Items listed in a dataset

'''

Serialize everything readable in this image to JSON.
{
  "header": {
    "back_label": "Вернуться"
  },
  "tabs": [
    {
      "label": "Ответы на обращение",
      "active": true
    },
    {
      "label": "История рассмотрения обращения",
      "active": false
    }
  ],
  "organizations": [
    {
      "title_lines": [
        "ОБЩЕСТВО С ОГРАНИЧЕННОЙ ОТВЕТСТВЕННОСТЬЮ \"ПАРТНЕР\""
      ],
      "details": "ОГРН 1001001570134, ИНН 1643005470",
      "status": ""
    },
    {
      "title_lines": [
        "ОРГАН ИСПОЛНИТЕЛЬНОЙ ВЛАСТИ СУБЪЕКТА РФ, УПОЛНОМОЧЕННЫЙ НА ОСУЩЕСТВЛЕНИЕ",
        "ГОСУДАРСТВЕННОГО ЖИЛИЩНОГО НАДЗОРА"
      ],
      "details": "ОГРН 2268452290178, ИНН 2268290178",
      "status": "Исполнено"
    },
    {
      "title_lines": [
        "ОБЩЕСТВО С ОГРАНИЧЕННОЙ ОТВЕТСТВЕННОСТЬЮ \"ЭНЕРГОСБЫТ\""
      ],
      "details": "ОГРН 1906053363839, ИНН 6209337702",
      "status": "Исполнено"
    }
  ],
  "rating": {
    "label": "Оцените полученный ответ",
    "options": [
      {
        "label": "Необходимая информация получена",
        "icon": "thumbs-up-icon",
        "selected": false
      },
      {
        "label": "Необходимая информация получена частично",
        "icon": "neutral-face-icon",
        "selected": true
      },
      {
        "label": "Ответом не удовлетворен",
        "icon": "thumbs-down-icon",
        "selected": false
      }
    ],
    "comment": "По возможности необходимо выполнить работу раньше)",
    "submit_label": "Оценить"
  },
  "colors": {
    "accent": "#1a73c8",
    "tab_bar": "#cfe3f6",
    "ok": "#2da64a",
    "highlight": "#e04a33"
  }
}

'''

Exercise aim – Reproduce every record above exactly as it appears.

Right answer –
Serialize everything readable in this image to JSON.
{
  "header": {
    "back_label": "Вернуться"
  },
  "tabs": [
    {
      "label": "Ответы на обращение",
      "active": true
    },
    {
      "label": "История рассмотрения обращения",
      "active": false
    }
  ],
  "organizations": [
    {
      "title_lines": [
        "ОБЩЕСТВО С ОГРАНИЧЕННОЙ ОТВЕТСТВЕННОСТЬЮ \"ПАРТНЕР\""
      ],
      "details": "ОГРН 1001001570134, ИНН 1643005470",
      "status": ""
    },
    {
      "title_lines": [
        "ОРГАН ИСПОЛНИТЕЛЬНОЙ ВЛАСТИ СУБЪЕКТА РФ, УПОЛНОМОЧЕННЫЙ НА ОСУЩЕСТВЛЕНИЕ",
        "ГОСУДАРСТВЕННОГО ЖИЛИЩНОГО НАДЗОРА"
      ],
      "details": "ОГРН 2268452290178, ИНН 2268290178",
      "status": "Исполнено"
    },
    {
      "title_lines": [
        "ОБЩЕСТВО С ОГРАНИЧЕННОЙ ОТВЕТСТВЕННОСТЬЮ \"ЭНЕРГОСБЫТ\""
      ],
      "details": "ОГРН 1906053363839, ИНН 6209337702",
      "status": "Исполнено"
    }
  ],
  "rating": {
    "label": "Оцените полученный ответ",
    "options": [
      {
        "label": "Необходимая информация получена",
        "icon": "thumbs-up-icon",
        "selected": false
      },
      {
        "label": "Необходимая информация получена частично",
        "icon": "neutral-face-icon",
        "selected": true
      },
      {
        "label": "Ответом не удовлетворен",
        "icon": "thumbs-down-icon",
        "selected": false
      }
    ],
    "comment": "По возможности необходимо выполнить работу раньше)",
    "submit_label": "Оценить"
  },
  "colors": {
    "accent": "#1a73c8",
    "tab_bar": "#cfe3f6",
    "ok": "#2da64a",
    "highlight": "#e04a33"
  }
}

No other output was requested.